** begin The input **

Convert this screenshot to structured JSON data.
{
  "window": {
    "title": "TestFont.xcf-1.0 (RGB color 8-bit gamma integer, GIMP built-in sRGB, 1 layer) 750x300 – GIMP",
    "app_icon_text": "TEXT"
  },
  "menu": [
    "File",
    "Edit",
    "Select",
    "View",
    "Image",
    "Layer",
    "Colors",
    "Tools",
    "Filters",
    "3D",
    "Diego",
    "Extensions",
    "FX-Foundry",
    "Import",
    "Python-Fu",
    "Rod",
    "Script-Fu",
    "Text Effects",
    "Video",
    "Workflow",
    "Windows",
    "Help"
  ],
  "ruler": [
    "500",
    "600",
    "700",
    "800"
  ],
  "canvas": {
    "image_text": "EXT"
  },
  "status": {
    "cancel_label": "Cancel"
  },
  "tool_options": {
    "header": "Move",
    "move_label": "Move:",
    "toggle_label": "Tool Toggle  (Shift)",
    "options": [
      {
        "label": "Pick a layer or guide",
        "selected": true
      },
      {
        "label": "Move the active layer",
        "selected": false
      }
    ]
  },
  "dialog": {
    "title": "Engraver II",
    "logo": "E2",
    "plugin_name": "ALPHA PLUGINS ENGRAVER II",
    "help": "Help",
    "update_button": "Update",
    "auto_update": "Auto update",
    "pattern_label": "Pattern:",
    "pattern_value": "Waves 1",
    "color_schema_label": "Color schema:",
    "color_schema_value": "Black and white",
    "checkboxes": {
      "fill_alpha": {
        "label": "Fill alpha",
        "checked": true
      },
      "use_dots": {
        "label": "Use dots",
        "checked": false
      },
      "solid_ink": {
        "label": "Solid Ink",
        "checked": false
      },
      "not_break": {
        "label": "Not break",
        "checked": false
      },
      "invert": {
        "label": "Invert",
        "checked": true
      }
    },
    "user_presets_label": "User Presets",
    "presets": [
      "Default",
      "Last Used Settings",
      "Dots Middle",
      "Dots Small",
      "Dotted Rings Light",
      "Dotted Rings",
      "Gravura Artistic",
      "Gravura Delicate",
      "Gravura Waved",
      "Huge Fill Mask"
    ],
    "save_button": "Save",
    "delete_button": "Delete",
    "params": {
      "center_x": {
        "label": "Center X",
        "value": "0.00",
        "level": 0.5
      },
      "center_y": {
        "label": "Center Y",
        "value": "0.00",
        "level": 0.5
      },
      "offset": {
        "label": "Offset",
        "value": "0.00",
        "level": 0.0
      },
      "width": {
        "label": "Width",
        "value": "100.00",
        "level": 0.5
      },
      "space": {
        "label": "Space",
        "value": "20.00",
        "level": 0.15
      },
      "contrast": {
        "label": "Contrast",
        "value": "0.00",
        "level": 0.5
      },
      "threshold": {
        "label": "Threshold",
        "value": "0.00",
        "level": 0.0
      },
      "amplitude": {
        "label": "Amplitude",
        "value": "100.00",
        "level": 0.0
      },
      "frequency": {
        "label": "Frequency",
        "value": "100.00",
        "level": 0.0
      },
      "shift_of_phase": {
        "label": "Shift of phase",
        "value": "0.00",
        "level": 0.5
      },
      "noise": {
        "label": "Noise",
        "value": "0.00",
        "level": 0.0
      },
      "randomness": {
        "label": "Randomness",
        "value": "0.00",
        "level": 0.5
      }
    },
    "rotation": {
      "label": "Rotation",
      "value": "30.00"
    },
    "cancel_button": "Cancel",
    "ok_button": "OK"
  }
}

** end The input **

Reproduce the records word for word.

Convert this screenshot to structured JSON data.
{
  "window": {
    "title": "TestFont.xcf-1.0 (RGB color 8-bit gamma integer, GIMP built-in sRGB, 1 layer) 750x300 – GIMP",
    "app_icon_text": "TEXT"
  },
  "menu": [
    "File",
    "Edit",
    "Select",
    "View",
    "Image",
    "Layer",
    "Colors",
    "Tools",
    "Filters",
    "3D",
    "Diego",
    "Extensions",
    "FX-Foundry",
    "Import",
    "Python-Fu",
    "Rod",
    "Script-Fu",
    "Text Effects",
    "Video",
    "Workflow",
    "Windows",
    "Help"
  ],
  "ruler": [
    "500",
    "600",
    "700",
    "800"
  ],
  "canvas": {
    "image_text": "EXT"
  },
  "status": {
    "cancel_label": "Cancel"
  },
  "tool_options": {
    "header": "Move",
    "move_label": "Move:",
    "toggle_label": "Tool Toggle  (Shift)",
    "options": [
      {
        "label": "Pick a layer or guide",
        "selected": true
      },
      {
        "label": "Move the active layer",
        "selected": false
      }
    ]
  },
  "dialog": {
    "title": "Engraver II",
    "logo": "E2",
    "plugin_name": "ALPHA PLUGINS ENGRAVER II",
    "help": "Help",
    "update_button": "Update",
    "auto_update": "Auto update",
    "pattern_label": "Pattern:",
    "pattern_value": "Waves 1",
    "color_schema_label": "Color schema:",
    "color_schema_value": "Black and white",
    "checkboxes": {
      "fill_alpha": {
        "label": "Fill alpha",
        "checked": true
      },
      "use_dots": {
        "label": "Use dots",
        "checked": false
      },
      "solid_ink": {
        "label": "Solid Ink",
        "checked": false
      },
      "not_break": {
        "label": "Not break",
        "checked": false
      },
      "invert": {
        "label": "Invert",
        "checked": true
      }
    },
    "user_presets_label": "User Presets",
    "presets": [
      "Default",
      "Last Used Settings",
      "Dots Middle",
      "Dots Small",
      "Dotted Rings Light",
      "Dotted Rings",
      "Gravura Artistic",
      "Gravura Delicate",
      "Gravura Waved",
      "Huge Fill Mask"
    ],
    "save_button": "Save",
    "delete_button": "Delete",
    "params": {
      "center_x": {
        "label": "Center X",
        "value": "0.00",
        "level": 0.5
      },
      "center_y": {
        "label": "Center Y",
        "value": "0.00",
        "level": 0.5
      },
      "offset": {
        "label": "Offset",
        "value": "0.00",
        "level": 0.0
      },
      "width": {
        "label": "Width",
        "value": "100.00",
        "level": 0.5
      },
      "space": {
        "label": "Space",
        "value": "20.00",
        "level": 0.15
      },
      "contrast": {
        "label": "Contrast",
        "value": "0.00",
        "level": 0.5
      },
      "threshold": {
        "label": "Threshold",
        "value": "0.00",
        "level": 0.0
      },
      "amplitude": {
        "label": "Amplitude",
        "value": "100.00",
        "level": 0.0
      },
      "frequency": {
        "label": "Frequency",
        "value": "100.00",
        "level": 0.0
      },
      "shift_of_phase": {
        "label": "Shift of phase",
        "value": "0.00",
        "level": 0.5
      },
      "noise": {
        "label": "Noise",
        "value": "0.00",
        "level": 0.0
      },
      "randomness": {
        "label": "Randomness",
        "value": "0.00",
        "level": 0.5
      }
    },
    "rotation": {
      "label": "Rotation",
      "value": "30.00"
    },
    "cancel_button": "Cancel",
    "ok_button": "OK"
  }
}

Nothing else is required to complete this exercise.